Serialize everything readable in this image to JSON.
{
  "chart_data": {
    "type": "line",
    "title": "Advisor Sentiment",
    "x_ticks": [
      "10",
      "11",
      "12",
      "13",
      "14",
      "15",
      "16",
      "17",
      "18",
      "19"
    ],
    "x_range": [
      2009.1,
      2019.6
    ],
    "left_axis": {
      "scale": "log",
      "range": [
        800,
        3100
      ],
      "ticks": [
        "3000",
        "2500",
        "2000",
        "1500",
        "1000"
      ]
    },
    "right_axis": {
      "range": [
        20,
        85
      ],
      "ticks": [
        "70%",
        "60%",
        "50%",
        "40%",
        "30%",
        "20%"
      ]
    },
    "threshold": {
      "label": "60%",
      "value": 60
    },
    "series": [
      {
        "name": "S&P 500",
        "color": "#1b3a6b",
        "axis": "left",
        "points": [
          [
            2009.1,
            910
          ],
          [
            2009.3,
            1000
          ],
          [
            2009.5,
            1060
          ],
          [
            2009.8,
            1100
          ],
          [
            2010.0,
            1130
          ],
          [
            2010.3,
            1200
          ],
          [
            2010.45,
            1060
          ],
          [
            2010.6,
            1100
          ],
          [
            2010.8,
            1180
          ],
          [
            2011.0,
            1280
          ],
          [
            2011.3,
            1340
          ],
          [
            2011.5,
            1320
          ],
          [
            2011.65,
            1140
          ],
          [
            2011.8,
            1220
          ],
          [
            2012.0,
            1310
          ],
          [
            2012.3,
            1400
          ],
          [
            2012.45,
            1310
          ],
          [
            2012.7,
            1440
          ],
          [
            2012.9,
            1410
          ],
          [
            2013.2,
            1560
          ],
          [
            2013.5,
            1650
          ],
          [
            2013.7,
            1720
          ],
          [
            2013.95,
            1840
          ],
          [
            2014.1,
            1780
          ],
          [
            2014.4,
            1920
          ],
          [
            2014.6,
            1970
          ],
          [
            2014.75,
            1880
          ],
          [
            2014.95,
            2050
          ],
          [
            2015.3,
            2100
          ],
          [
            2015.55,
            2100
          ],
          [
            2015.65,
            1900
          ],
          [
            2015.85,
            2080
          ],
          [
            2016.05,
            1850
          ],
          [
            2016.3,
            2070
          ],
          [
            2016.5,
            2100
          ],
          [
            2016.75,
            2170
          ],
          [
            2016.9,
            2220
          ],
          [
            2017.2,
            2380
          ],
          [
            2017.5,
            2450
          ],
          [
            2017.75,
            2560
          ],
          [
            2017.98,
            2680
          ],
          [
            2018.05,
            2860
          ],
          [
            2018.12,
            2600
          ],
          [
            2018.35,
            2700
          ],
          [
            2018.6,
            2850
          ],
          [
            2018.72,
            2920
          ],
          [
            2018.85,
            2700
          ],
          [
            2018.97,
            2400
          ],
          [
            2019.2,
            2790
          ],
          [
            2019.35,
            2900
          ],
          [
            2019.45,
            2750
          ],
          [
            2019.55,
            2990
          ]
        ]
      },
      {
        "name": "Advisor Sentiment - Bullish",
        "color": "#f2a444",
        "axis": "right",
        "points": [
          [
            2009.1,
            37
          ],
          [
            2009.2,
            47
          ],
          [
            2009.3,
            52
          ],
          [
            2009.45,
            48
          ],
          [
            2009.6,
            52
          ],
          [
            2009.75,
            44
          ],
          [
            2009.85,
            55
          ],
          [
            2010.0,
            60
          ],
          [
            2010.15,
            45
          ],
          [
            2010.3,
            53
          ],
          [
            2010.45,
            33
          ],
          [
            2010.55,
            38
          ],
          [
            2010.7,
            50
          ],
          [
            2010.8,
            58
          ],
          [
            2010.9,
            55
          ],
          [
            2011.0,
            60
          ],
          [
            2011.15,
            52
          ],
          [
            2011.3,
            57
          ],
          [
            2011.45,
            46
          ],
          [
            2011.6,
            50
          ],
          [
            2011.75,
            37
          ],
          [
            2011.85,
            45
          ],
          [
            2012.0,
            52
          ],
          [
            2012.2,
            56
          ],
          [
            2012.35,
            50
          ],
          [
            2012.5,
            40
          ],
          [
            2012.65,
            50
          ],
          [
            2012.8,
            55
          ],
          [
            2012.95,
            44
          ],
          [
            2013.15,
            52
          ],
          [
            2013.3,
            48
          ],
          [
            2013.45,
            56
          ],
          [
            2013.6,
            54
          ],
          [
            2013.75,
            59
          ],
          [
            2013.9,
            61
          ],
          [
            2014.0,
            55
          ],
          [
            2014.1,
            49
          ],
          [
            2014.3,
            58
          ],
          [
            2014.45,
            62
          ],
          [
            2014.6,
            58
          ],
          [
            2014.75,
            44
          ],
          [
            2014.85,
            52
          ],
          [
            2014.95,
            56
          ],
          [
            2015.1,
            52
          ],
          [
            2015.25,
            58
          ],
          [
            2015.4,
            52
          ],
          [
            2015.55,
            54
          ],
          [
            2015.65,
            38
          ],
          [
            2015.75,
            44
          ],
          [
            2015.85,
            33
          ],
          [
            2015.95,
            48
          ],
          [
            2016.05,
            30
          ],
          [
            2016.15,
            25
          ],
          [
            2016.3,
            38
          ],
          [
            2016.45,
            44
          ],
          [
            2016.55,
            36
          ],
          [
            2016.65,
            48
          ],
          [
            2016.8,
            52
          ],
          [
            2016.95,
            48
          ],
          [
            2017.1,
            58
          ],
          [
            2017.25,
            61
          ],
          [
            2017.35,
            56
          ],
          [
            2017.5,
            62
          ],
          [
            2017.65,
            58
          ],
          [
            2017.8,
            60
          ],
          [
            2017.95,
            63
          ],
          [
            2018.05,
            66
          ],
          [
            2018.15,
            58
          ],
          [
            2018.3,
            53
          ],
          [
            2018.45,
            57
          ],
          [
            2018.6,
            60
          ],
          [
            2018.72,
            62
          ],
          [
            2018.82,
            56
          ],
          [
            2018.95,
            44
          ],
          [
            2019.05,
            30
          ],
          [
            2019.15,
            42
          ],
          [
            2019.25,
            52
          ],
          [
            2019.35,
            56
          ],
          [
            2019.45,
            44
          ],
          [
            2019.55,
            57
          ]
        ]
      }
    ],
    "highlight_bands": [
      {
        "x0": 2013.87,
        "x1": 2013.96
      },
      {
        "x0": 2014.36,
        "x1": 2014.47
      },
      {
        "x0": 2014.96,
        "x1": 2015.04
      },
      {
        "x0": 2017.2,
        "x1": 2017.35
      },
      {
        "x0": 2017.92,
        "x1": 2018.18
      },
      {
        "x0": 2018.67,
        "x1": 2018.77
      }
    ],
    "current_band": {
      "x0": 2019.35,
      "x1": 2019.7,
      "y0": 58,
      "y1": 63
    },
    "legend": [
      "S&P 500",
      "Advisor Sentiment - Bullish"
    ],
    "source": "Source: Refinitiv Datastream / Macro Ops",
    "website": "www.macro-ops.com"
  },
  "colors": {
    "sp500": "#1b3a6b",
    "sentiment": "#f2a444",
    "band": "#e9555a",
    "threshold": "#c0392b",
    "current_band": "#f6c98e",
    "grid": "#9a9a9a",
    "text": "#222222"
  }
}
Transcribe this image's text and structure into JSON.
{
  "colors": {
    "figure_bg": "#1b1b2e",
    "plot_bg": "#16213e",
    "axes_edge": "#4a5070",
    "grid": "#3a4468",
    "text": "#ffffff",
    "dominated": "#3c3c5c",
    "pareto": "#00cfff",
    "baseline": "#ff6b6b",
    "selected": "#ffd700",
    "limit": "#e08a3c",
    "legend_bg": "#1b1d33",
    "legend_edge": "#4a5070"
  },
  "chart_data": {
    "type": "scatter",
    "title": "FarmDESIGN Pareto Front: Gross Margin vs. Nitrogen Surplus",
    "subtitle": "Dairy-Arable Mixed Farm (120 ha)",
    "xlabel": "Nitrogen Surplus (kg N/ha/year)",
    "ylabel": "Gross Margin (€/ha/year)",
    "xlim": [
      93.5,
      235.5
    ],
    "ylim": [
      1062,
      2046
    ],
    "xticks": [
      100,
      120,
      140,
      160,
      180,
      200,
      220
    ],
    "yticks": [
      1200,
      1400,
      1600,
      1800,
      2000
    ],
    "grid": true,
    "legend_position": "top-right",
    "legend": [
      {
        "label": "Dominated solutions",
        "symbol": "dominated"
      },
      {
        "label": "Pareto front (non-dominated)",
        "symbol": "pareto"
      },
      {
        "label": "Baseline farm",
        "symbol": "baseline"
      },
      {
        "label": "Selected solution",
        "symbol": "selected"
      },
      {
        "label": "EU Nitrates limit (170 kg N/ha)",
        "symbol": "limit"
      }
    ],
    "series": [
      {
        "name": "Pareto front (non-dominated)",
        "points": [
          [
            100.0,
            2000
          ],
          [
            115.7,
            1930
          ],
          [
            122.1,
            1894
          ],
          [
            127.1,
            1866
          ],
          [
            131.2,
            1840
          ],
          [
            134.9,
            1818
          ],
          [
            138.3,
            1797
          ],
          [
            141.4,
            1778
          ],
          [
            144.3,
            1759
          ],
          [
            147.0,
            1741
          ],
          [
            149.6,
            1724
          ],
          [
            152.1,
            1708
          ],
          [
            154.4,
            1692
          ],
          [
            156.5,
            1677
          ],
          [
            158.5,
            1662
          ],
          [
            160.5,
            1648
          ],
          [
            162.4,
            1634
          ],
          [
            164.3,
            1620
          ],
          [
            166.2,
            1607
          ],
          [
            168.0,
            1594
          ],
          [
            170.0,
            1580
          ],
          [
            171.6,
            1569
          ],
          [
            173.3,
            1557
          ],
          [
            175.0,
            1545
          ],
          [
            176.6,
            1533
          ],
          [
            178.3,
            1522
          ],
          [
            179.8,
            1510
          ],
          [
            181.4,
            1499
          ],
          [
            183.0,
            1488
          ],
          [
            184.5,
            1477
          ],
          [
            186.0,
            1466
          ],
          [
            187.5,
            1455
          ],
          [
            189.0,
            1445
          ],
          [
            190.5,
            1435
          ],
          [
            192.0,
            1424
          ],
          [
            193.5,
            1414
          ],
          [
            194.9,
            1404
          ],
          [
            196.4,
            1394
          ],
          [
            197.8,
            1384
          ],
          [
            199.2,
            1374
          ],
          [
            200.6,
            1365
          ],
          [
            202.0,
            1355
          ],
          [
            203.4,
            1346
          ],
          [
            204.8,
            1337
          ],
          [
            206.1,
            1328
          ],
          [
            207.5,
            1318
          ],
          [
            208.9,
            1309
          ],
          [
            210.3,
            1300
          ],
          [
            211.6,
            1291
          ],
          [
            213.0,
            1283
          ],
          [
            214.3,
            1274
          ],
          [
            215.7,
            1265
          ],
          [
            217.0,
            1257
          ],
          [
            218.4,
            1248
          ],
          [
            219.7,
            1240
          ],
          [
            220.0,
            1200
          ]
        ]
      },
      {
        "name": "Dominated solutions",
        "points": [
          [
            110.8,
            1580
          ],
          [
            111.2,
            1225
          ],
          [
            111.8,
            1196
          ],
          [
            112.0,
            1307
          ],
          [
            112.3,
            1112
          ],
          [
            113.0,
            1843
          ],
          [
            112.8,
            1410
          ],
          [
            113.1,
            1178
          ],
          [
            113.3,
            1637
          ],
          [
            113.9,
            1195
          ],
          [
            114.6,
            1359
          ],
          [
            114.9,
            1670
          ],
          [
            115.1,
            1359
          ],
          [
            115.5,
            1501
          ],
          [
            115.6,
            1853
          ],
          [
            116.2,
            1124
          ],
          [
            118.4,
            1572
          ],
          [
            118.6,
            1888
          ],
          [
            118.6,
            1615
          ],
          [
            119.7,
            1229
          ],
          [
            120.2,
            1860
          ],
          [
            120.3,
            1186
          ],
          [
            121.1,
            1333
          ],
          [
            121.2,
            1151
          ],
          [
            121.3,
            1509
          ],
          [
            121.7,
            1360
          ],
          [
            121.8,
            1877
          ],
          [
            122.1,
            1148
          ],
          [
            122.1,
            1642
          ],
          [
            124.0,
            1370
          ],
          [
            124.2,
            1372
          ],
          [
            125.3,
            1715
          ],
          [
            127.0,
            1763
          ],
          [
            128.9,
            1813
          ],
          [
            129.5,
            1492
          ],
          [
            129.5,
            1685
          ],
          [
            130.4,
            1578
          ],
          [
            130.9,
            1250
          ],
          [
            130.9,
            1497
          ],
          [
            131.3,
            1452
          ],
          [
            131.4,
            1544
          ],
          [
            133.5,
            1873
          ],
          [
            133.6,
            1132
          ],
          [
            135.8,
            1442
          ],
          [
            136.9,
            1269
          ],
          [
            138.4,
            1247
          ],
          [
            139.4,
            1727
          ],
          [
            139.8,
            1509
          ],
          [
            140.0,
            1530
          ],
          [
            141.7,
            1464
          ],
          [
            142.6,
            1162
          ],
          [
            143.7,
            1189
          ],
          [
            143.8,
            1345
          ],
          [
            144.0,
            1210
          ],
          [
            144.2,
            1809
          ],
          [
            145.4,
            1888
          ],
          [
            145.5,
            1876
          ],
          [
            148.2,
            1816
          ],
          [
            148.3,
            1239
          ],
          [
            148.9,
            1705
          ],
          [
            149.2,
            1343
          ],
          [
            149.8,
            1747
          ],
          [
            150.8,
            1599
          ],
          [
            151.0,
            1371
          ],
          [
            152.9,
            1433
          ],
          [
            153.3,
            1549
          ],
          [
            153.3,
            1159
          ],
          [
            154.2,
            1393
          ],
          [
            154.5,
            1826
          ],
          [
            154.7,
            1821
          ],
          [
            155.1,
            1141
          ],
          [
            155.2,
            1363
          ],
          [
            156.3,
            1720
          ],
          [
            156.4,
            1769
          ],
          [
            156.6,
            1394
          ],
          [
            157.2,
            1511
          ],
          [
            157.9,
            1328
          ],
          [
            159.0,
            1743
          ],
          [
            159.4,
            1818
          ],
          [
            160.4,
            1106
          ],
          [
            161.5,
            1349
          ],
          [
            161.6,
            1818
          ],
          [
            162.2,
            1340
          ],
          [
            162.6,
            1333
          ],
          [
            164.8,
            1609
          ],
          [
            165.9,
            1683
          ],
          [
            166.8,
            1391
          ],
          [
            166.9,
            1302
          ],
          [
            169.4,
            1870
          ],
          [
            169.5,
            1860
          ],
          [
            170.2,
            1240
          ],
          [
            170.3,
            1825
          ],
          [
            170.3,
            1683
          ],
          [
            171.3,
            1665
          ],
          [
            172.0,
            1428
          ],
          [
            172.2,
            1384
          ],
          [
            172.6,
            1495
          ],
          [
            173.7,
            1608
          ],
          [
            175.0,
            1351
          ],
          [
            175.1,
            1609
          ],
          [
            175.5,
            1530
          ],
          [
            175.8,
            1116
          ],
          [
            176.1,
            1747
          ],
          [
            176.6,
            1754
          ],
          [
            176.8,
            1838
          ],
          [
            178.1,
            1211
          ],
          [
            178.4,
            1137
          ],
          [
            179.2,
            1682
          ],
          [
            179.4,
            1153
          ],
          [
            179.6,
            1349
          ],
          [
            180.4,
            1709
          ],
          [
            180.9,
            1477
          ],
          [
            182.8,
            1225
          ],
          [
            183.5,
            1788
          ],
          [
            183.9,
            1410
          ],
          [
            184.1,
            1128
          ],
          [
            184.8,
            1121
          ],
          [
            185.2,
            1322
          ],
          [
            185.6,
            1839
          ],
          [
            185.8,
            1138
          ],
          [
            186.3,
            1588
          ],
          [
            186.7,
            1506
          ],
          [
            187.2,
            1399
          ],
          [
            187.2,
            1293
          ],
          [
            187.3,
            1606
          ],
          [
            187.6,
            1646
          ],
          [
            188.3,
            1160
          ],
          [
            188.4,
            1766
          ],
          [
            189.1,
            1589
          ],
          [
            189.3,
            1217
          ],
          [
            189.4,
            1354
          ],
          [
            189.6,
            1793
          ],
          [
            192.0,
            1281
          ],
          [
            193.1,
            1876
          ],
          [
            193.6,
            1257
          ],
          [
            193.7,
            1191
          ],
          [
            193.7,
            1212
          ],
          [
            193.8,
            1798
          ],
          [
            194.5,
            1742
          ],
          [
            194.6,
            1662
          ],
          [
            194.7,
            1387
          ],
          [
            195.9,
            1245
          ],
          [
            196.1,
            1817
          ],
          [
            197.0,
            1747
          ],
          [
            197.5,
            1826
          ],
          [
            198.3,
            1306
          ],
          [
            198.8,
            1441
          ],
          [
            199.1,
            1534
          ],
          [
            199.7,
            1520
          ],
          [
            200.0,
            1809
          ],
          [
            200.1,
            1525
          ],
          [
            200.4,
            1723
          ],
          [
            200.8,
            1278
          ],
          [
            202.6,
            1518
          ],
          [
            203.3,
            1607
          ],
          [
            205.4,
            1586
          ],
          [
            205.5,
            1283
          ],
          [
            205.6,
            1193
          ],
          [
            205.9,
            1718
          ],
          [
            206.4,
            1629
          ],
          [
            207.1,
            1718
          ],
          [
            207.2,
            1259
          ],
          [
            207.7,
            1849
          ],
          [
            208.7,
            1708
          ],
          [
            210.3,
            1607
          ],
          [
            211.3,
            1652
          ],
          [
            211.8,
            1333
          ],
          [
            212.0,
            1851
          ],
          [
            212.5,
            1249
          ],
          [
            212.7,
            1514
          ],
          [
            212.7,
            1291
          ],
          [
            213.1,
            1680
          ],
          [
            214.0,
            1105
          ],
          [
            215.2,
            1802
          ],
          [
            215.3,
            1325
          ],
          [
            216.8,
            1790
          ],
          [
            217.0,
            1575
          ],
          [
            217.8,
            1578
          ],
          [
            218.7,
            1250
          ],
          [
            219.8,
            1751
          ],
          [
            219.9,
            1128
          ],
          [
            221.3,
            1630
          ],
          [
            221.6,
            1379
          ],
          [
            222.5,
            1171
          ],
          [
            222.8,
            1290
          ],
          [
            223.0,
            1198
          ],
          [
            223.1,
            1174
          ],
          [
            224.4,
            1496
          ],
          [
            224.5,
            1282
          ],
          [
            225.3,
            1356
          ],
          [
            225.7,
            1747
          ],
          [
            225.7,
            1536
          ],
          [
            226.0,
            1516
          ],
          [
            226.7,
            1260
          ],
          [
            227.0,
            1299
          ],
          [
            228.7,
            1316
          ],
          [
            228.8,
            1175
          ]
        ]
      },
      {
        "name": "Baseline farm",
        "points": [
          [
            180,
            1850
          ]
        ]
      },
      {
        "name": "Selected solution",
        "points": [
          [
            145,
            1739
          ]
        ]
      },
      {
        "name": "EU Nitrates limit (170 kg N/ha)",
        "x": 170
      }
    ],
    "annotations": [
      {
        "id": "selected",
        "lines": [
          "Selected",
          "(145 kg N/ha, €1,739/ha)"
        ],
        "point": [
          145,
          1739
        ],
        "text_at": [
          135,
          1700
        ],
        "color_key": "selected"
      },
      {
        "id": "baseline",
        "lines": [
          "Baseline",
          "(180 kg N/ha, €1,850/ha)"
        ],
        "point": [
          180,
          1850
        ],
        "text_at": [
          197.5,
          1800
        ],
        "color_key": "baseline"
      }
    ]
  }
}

· · · · ·

What the task requires »
For each line of the listing that holds the word "symbol", show that line.

The reply »
        "symbol": "dominated"
        "symbol": "pareto"
        "symbol": "baseline"
        "symbol": "selected"
        "symbol": "limit"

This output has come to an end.